• _PROBLEM_:
State the number of lines that hold the string "Akasekho", with nothing added.

* * *

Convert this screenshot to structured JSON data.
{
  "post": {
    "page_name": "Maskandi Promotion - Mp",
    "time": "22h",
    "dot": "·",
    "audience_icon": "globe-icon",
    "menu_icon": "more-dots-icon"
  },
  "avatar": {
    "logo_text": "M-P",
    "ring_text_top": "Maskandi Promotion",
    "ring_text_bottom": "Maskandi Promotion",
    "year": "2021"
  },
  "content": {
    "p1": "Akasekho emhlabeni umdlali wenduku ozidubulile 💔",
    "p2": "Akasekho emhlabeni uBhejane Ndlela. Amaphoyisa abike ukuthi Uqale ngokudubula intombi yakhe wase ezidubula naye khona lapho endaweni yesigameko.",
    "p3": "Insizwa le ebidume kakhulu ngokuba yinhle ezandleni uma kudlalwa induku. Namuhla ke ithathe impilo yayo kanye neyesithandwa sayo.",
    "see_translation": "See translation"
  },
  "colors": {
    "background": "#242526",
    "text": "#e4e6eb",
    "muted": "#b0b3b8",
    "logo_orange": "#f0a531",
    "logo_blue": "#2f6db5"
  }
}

* * *

• _RESPONSE TO THIS TASK_:
2